» **Aim**
Repeat only the lines below from the one that contains "What data populates" through the final line, exactly. Omit pictures.

* BEGIN Data for this exercise *

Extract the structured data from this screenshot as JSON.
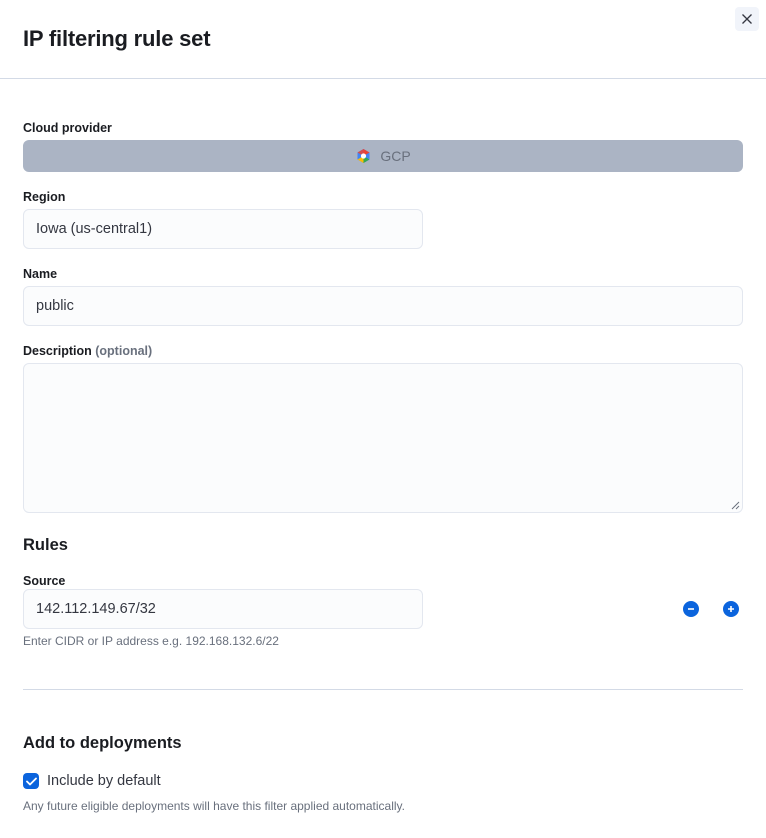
{
  "flyout": {
    "title": "IP filtering rule set"
  },
  "cloud_provider": {
    "label": "Cloud provider",
    "value": "GCP",
    "icon": "gcp-logo-icon"
  },
  "region": {
    "label": "Region",
    "value": "Iowa (us-central1)"
  },
  "name": {
    "label": "Name",
    "value": "public"
  },
  "description": {
    "label": "Description",
    "optional_label": "(optional)",
    "value": ""
  },
  "rules": {
    "title": "Rules",
    "source_label": "Source",
    "source_value": "142.112.149.67/32",
    "help_text": "Enter CIDR or IP address e.g. 192.168.132.6/22",
    "remove_icon": "minus-circle-icon",
    "add_icon": "plus-circle-icon"
  },
  "deployments": {
    "title": "Add to deployments",
    "checkbox_label": "Include by default",
    "checked": true,
    "help_text": "Any future eligible deployments will have this filter applied automatically."
  },
  "colors": {
    "primary": "#0b64dd",
    "disabled_bg": "#abb4c4",
    "border": "#d3dae6"
  }
}
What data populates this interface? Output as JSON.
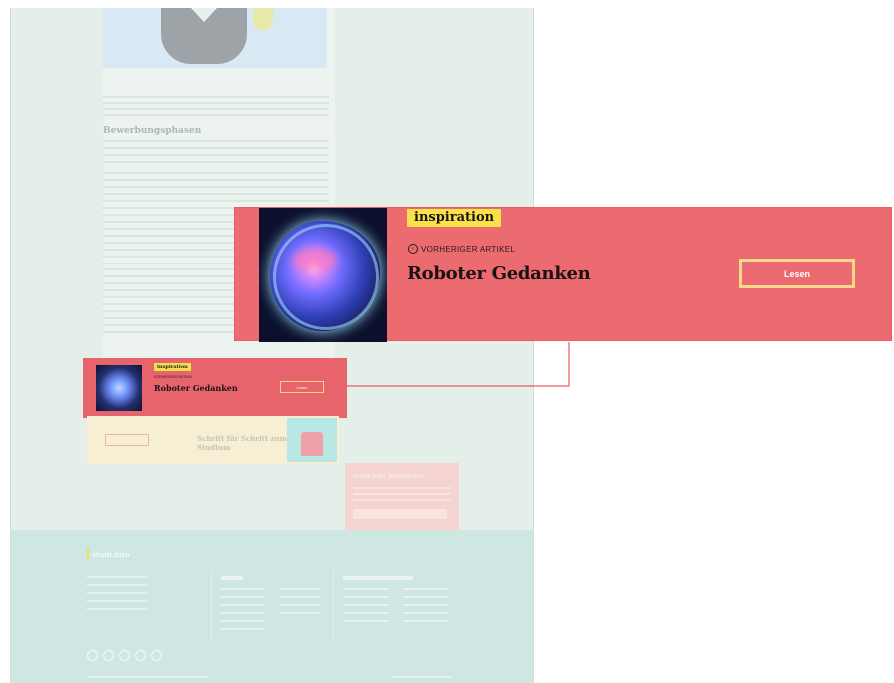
{
  "colors": {
    "teaser_bg": "#eb6b70",
    "tag_bg": "#f7e24a",
    "button_border": "#f6d98d",
    "connector_line": "#e85c64",
    "page_bg": "#e4efe9",
    "footer_bg": "#cfe7e2"
  },
  "teaser": {
    "tag": "inspiration",
    "prev_label": "VORHERIGER ARTIKEL",
    "prev_icon": "chevron-left-circle-icon",
    "title": "Roboter Gedanken",
    "button_label": "Lesen"
  },
  "small_teaser": {
    "tag": "inspiration",
    "prev_label": "VORHERIGER ARTIKEL",
    "title": "Roboter Gedanken",
    "button_label": "Lesen"
  },
  "article": {
    "section_title": "Bewerbungsphasen"
  },
  "card_steps": {
    "title": "Schritt für Schritt zum Studium"
  },
  "newsletter": {
    "title": "studi.info Newsletter"
  },
  "footer": {
    "logo": "studi.info"
  }
}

* END Data for this exercise *

» **Solution**
What data populates this interface? Output as JSON.
{
  "colors": {
    "teaser_bg": "#eb6b70",
    "tag_bg": "#f7e24a",
    "button_border": "#f6d98d",
    "connector_line": "#e85c64",
    "page_bg": "#e4efe9",
    "footer_bg": "#cfe7e2"
  },
  "teaser": {
    "tag": "inspiration",
    "prev_label": "VORHERIGER ARTIKEL",
    "prev_icon": "chevron-left-circle-icon",
    "title": "Roboter Gedanken",
    "button_label": "Lesen"
  },
  "small_teaser": {
    "tag": "inspiration",
    "prev_label": "VORHERIGER ARTIKEL",
    "title": "Roboter Gedanken",
    "button_label": "Lesen"
  },
  "article": {
    "section_title": "Bewerbungsphasen"
  },
  "card_steps": {
    "title": "Schritt für Schritt zum Studium"
  },
  "newsletter": {
    "title": "studi.info Newsletter"
  },
  "footer": {
    "logo": "studi.info"
  }
}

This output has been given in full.